:: RECORDS SUPPLIED

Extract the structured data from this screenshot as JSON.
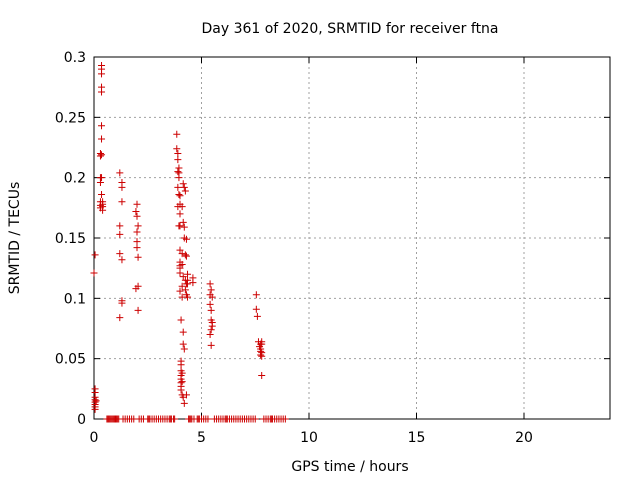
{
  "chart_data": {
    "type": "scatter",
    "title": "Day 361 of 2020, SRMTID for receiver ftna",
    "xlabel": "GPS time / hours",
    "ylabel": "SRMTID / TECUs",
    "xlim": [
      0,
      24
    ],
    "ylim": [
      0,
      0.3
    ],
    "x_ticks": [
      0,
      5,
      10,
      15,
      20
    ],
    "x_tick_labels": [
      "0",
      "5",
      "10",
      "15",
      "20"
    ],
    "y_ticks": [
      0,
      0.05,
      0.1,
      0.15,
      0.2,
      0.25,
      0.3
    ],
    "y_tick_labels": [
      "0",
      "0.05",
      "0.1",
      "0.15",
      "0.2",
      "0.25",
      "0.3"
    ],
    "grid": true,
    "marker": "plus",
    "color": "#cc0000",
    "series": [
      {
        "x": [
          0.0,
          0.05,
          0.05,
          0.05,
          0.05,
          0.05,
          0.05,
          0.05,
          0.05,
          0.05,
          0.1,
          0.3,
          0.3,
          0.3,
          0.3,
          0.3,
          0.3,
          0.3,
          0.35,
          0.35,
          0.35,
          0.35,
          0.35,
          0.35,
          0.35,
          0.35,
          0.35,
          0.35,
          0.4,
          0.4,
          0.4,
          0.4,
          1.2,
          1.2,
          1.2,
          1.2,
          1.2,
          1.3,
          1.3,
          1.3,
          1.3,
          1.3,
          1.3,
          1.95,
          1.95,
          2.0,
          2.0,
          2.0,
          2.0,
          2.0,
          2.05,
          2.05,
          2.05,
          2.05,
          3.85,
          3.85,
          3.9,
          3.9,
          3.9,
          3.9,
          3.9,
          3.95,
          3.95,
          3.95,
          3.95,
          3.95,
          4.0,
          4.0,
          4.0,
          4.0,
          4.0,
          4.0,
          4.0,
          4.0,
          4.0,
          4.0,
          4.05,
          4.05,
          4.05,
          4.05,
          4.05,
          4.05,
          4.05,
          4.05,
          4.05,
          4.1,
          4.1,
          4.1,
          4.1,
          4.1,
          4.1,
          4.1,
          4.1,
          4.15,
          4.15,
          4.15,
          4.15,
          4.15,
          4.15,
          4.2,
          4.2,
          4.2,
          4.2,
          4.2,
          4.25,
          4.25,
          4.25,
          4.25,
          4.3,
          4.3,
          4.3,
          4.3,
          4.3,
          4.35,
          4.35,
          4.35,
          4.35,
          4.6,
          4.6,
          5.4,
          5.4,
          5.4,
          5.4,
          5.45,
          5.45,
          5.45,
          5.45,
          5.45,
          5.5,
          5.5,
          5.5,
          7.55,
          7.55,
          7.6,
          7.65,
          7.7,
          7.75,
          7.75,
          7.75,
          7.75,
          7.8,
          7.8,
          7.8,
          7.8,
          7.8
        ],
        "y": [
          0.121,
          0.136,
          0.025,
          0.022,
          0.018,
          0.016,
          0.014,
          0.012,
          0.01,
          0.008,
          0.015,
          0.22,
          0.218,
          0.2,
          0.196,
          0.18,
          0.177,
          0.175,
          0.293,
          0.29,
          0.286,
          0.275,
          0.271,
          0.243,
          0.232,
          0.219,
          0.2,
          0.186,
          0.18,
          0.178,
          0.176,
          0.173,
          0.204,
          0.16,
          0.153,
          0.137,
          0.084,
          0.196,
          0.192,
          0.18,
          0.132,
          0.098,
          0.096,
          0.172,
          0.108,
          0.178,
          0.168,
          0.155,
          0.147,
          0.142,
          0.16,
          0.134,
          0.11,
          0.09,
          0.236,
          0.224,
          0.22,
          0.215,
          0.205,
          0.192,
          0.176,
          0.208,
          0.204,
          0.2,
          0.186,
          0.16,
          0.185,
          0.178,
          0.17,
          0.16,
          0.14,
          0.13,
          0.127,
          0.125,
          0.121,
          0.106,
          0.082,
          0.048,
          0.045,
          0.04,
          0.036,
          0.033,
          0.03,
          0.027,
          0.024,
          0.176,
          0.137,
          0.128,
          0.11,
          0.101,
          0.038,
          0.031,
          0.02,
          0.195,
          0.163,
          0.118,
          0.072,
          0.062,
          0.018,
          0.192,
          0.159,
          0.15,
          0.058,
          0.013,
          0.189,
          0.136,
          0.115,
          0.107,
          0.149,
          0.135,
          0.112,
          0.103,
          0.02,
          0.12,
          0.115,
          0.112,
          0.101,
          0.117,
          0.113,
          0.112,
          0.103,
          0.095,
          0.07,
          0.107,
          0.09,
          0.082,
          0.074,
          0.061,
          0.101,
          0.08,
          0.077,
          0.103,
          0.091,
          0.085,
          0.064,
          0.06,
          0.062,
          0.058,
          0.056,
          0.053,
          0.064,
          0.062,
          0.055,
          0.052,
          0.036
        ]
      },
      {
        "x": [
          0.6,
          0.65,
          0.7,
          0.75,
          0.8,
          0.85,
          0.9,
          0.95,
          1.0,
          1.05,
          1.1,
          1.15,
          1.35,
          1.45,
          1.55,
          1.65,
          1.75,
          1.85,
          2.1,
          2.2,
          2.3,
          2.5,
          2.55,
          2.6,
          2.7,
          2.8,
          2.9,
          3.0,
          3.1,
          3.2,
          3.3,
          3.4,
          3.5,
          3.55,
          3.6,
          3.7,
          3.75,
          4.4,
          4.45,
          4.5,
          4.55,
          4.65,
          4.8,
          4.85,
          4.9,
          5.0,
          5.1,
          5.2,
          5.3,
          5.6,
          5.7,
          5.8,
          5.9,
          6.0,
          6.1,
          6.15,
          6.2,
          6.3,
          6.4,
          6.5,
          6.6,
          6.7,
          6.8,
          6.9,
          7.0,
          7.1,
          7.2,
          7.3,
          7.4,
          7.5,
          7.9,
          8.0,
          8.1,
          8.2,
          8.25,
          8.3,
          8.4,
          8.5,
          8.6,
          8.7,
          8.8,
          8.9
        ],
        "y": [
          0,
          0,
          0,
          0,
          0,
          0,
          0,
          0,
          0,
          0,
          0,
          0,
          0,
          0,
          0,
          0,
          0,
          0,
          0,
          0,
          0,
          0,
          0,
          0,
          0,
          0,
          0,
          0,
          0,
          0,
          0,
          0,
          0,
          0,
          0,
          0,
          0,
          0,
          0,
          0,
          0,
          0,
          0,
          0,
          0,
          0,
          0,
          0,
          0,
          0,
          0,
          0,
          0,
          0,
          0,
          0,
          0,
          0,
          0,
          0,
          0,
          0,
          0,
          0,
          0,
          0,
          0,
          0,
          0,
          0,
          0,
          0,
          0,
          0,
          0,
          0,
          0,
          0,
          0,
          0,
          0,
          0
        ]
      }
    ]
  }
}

::::

WRITTEN INSTRUCTION:
Set down all the data again exactly as above, pictures excluded.

OUTPUT OF THE EXERCISE:
Extract the structured data from this screenshot as JSON.
{
  "chart_data": {
    "type": "scatter",
    "title": "Day 361 of 2020, SRMTID for receiver ftna",
    "xlabel": "GPS time / hours",
    "ylabel": "SRMTID / TECUs",
    "xlim": [
      0,
      24
    ],
    "ylim": [
      0,
      0.3
    ],
    "x_ticks": [
      0,
      5,
      10,
      15,
      20
    ],
    "x_tick_labels": [
      "0",
      "5",
      "10",
      "15",
      "20"
    ],
    "y_ticks": [
      0,
      0.05,
      0.1,
      0.15,
      0.2,
      0.25,
      0.3
    ],
    "y_tick_labels": [
      "0",
      "0.05",
      "0.1",
      "0.15",
      "0.2",
      "0.25",
      "0.3"
    ],
    "grid": true,
    "marker": "plus",
    "color": "#cc0000",
    "series": [
      {
        "x": [
          0.0,
          0.05,
          0.05,
          0.05,
          0.05,
          0.05,
          0.05,
          0.05,
          0.05,
          0.05,
          0.1,
          0.3,
          0.3,
          0.3,
          0.3,
          0.3,
          0.3,
          0.3,
          0.35,
          0.35,
          0.35,
          0.35,
          0.35,
          0.35,
          0.35,
          0.35,
          0.35,
          0.35,
          0.4,
          0.4,
          0.4,
          0.4,
          1.2,
          1.2,
          1.2,
          1.2,
          1.2,
          1.3,
          1.3,
          1.3,
          1.3,
          1.3,
          1.3,
          1.95,
          1.95,
          2.0,
          2.0,
          2.0,
          2.0,
          2.0,
          2.05,
          2.05,
          2.05,
          2.05,
          3.85,
          3.85,
          3.9,
          3.9,
          3.9,
          3.9,
          3.9,
          3.95,
          3.95,
          3.95,
          3.95,
          3.95,
          4.0,
          4.0,
          4.0,
          4.0,
          4.0,
          4.0,
          4.0,
          4.0,
          4.0,
          4.0,
          4.05,
          4.05,
          4.05,
          4.05,
          4.05,
          4.05,
          4.05,
          4.05,
          4.05,
          4.1,
          4.1,
          4.1,
          4.1,
          4.1,
          4.1,
          4.1,
          4.1,
          4.15,
          4.15,
          4.15,
          4.15,
          4.15,
          4.15,
          4.2,
          4.2,
          4.2,
          4.2,
          4.2,
          4.25,
          4.25,
          4.25,
          4.25,
          4.3,
          4.3,
          4.3,
          4.3,
          4.3,
          4.35,
          4.35,
          4.35,
          4.35,
          4.6,
          4.6,
          5.4,
          5.4,
          5.4,
          5.4,
          5.45,
          5.45,
          5.45,
          5.45,
          5.45,
          5.5,
          5.5,
          5.5,
          7.55,
          7.55,
          7.6,
          7.65,
          7.7,
          7.75,
          7.75,
          7.75,
          7.75,
          7.8,
          7.8,
          7.8,
          7.8,
          7.8
        ],
        "y": [
          0.121,
          0.136,
          0.025,
          0.022,
          0.018,
          0.016,
          0.014,
          0.012,
          0.01,
          0.008,
          0.015,
          0.22,
          0.218,
          0.2,
          0.196,
          0.18,
          0.177,
          0.175,
          0.293,
          0.29,
          0.286,
          0.275,
          0.271,
          0.243,
          0.232,
          0.219,
          0.2,
          0.186,
          0.18,
          0.178,
          0.176,
          0.173,
          0.204,
          0.16,
          0.153,
          0.137,
          0.084,
          0.196,
          0.192,
          0.18,
          0.132,
          0.098,
          0.096,
          0.172,
          0.108,
          0.178,
          0.168,
          0.155,
          0.147,
          0.142,
          0.16,
          0.134,
          0.11,
          0.09,
          0.236,
          0.224,
          0.22,
          0.215,
          0.205,
          0.192,
          0.176,
          0.208,
          0.204,
          0.2,
          0.186,
          0.16,
          0.185,
          0.178,
          0.17,
          0.16,
          0.14,
          0.13,
          0.127,
          0.125,
          0.121,
          0.106,
          0.082,
          0.048,
          0.045,
          0.04,
          0.036,
          0.033,
          0.03,
          0.027,
          0.024,
          0.176,
          0.137,
          0.128,
          0.11,
          0.101,
          0.038,
          0.031,
          0.02,
          0.195,
          0.163,
          0.118,
          0.072,
          0.062,
          0.018,
          0.192,
          0.159,
          0.15,
          0.058,
          0.013,
          0.189,
          0.136,
          0.115,
          0.107,
          0.149,
          0.135,
          0.112,
          0.103,
          0.02,
          0.12,
          0.115,
          0.112,
          0.101,
          0.117,
          0.113,
          0.112,
          0.103,
          0.095,
          0.07,
          0.107,
          0.09,
          0.082,
          0.074,
          0.061,
          0.101,
          0.08,
          0.077,
          0.103,
          0.091,
          0.085,
          0.064,
          0.06,
          0.062,
          0.058,
          0.056,
          0.053,
          0.064,
          0.062,
          0.055,
          0.052,
          0.036
        ]
      },
      {
        "x": [
          0.6,
          0.65,
          0.7,
          0.75,
          0.8,
          0.85,
          0.9,
          0.95,
          1.0,
          1.05,
          1.1,
          1.15,
          1.35,
          1.45,
          1.55,
          1.65,
          1.75,
          1.85,
          2.1,
          2.2,
          2.3,
          2.5,
          2.55,
          2.6,
          2.7,
          2.8,
          2.9,
          3.0,
          3.1,
          3.2,
          3.3,
          3.4,
          3.5,
          3.55,
          3.6,
          3.7,
          3.75,
          4.4,
          4.45,
          4.5,
          4.55,
          4.65,
          4.8,
          4.85,
          4.9,
          5.0,
          5.1,
          5.2,
          5.3,
          5.6,
          5.7,
          5.8,
          5.9,
          6.0,
          6.1,
          6.15,
          6.2,
          6.3,
          6.4,
          6.5,
          6.6,
          6.7,
          6.8,
          6.9,
          7.0,
          7.1,
          7.2,
          7.3,
          7.4,
          7.5,
          7.9,
          8.0,
          8.1,
          8.2,
          8.25,
          8.3,
          8.4,
          8.5,
          8.6,
          8.7,
          8.8,
          8.9
        ],
        "y": [
          0,
          0,
          0,
          0,
          0,
          0,
          0,
          0,
          0,
          0,
          0,
          0,
          0,
          0,
          0,
          0,
          0,
          0,
          0,
          0,
          0,
          0,
          0,
          0,
          0,
          0,
          0,
          0,
          0,
          0,
          0,
          0,
          0,
          0,
          0,
          0,
          0,
          0,
          0,
          0,
          0,
          0,
          0,
          0,
          0,
          0,
          0,
          0,
          0,
          0,
          0,
          0,
          0,
          0,
          0,
          0,
          0,
          0,
          0,
          0,
          0,
          0,
          0,
          0,
          0,
          0,
          0,
          0,
          0,
          0,
          0,
          0,
          0,
          0,
          0,
          0,
          0,
          0,
          0,
          0,
          0,
          0
        ]
      }
    ]
  }
}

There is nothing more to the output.